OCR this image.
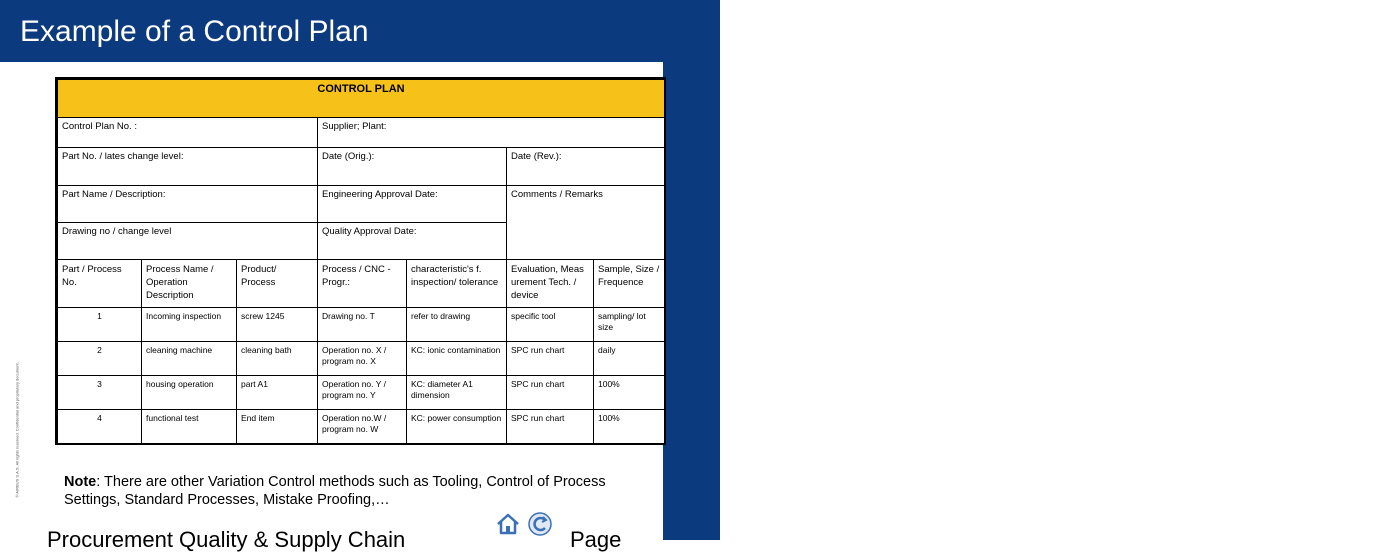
Example of a Control Plan
AIRBUS
© AIRBUS S.A.S. All rights reserved. Confidential and proprietary document.
CONTROL PLAN						
Control Plan No. :			Supplier; Plant:			
Part No. / lates change level:			Date (Orig.):		Date (Rev.):	
Part Name / Description:			Engineering Approval Date:		Comments / Remarks	
Drawing no / change level			Quality Approval Date:			
Part / Process No.	Process Name / Operation Description	Product/ Process	Process / CNC - Progr.:	characteristic's f. inspection/ tolerance	Evaluation, Meas urement Tech. / device	Sample, Size / Frequence
1	Incoming inspection	screw 1245	Drawing no. T	refer to drawing	specific tool	sampling/ lot size
2	cleaning machine	cleaning bath	Operation no. X / program no. X	KC: ionic contamination	SPC run chart	daily
3	housing operation	part A1	Operation no. Y / program no. Y	KC: diameter A1 dimension	SPC run chart	100%
4	functional test	End item	Operation no.W / program no. W	KC: power consumption	SPC run chart	100%
Note: There are other Variation Control methods such as Tooling, Control of Process Settings, Standard Processes, Mistake Proofing,…
Procurement Quality & Supply Chain	Page
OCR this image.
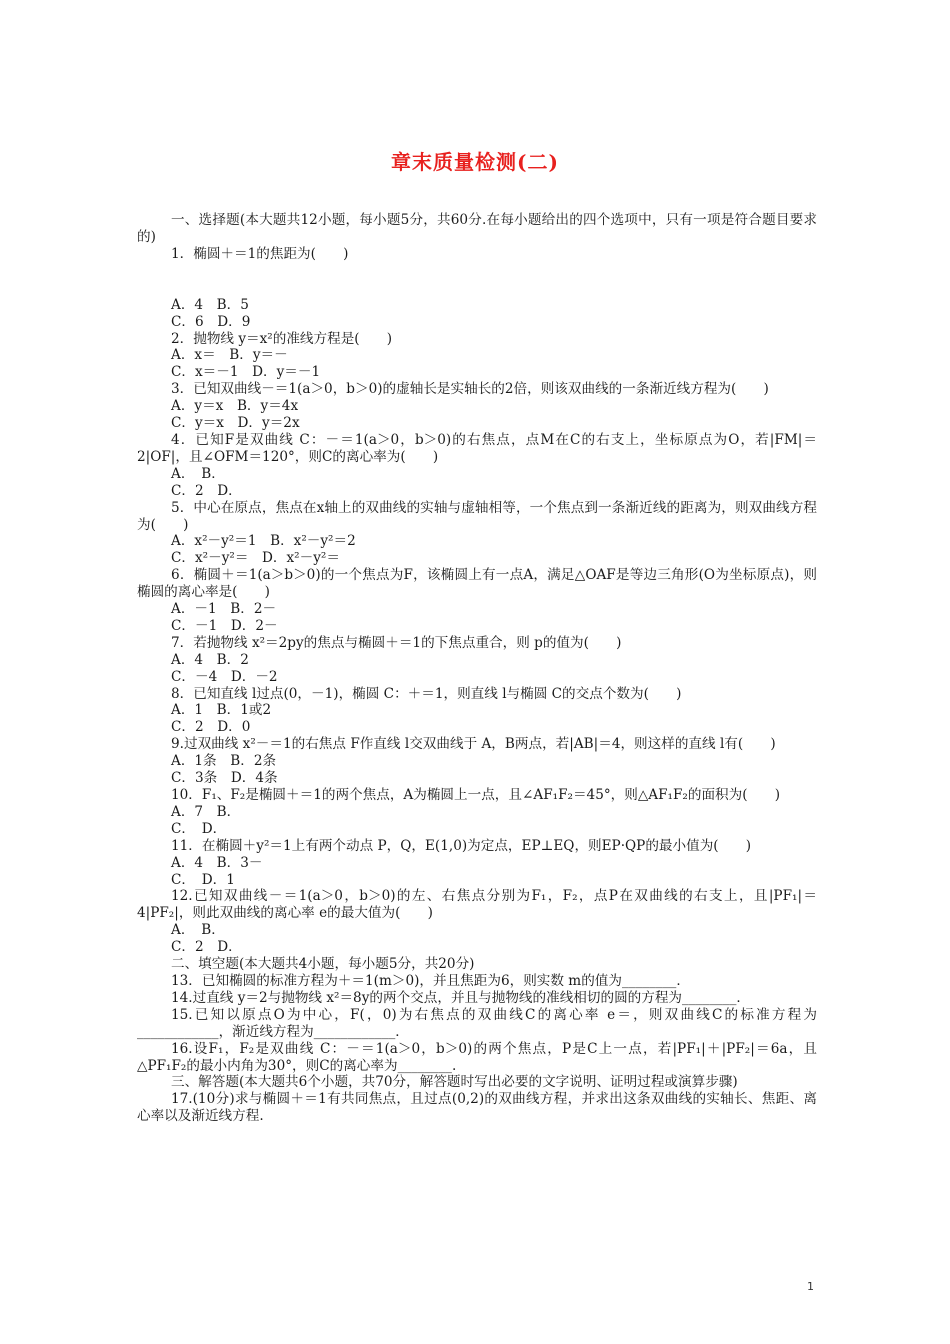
章末质量检测(二)
一、选择题(本大题共12小题，每小题5分，共60分.在每小题给出的四个选项中，只有一项是符合题目要求的)
1．椭圆＋＝1的焦距为(　　)
A．4　B．5
C．6　D．9
2．抛物线 y＝x²的准线方程是(　　)
A．x＝　B．y＝－
C．x＝－1　D．y＝－1
3．已知双曲线－＝1(a＞0，b＞0)的虚轴长是实轴长的2倍，则该双曲线的一条渐近线方程为(　　)
A．y＝x　B．y＝4x
C．y＝x　D．y＝2x
4．已知F是双曲线 C：－＝1(a＞0，b＞0)的右焦点，点M在C的右支上，坐标原点为O，若|FM|＝2|OF|，且∠OFM＝120°，则C的离心率为(　　)
A．　B．
C．2　D．
5．中心在原点，焦点在x轴上的双曲线的实轴与虚轴相等，一个焦点到一条渐近线的距离为，则双曲线方程为(　　)
A．x²－y²＝1　B．x²－y²＝2
C．x²－y²＝　D．x²－y²＝
6．椭圆＋＝1(a＞b＞0)的一个焦点为F，该椭圆上有一点A，满足△OAF是等边三角形(O为坐标原点)，则椭圆的离心率是(　　)
A．－1　B．2－
C．－1　D．2－
7．若抛物线 x²＝2py的焦点与椭圆＋＝1的下焦点重合，则 p的值为(　　)
A．4　B．2
C．－4　D．－2
8．已知直线 l过点(0，－1)，椭圆 C：＋＝1，则直线 l与椭圆 C的交点个数为(　　)
A．1　B．1或2
C．2　D．0
9.过双曲线 x²－＝1的右焦点 F作直线 l交双曲线于 A，B两点，若|AB|＝4，则这样的直线 l有(　　)
A．1条　B．2条
C．3条　D．4条
10．F₁、F₂是椭圆＋＝1的两个焦点，A为椭圆上一点，且∠AF₁F₂＝45°，则△AF₁F₂的面积为(　　)
A．7　B．
C．　D．
11．在椭圆＋y²＝1上有两个动点 P，Q，E(1,0)为定点，EP⊥EQ，则EP·QP的最小值为(　　)
A．4　B．3－
C．　D．1
12.已知双曲线－＝1(a＞0，b＞0)的左、右焦点分别为F₁，F₂，点P在双曲线的右支上，且|PF₁|＝4|PF₂|，则此双曲线的离心率 e的最大值为(　　)
A．　B．
C．2　D．
二、填空题(本大题共4小题，每小题5分，共20分)
13．已知椭圆的标准方程为＋＝1(m＞0)，并且焦距为6，则实数 m的值为________．
14.过直线 y＝2与抛物线 x²＝8y的两个交点，并且与抛物线的准线相切的圆的方程为________．
15.已知以原点O为中心，F(，0)为右焦点的双曲线C的离心率 e＝，则双曲线C的标准方程为____________，渐近线方程为____________．
16.设F₁，F₂是双曲线 C：－＝1(a＞0，b＞0)的两个焦点，P是C上一点，若|PF₁|＋|PF₂|＝6a，且△PF₁F₂的最小内角为30°，则C的离心率为________.
三、解答题(本大题共6个小题，共70分，解答题时写出必要的文字说明、证明过程或演算步骤)
17.(10分)求与椭圆＋＝1有共同焦点，且过点(0,2)的双曲线方程，并求出这条双曲线的实轴长、焦距、离心率以及渐近线方程.
1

--- EXERCISE DESCRIPTION ---
Lines of the listing that contain the word "Name" are to be counted; report only their number.

--- OUTPUT FOR THIS TASK ---
2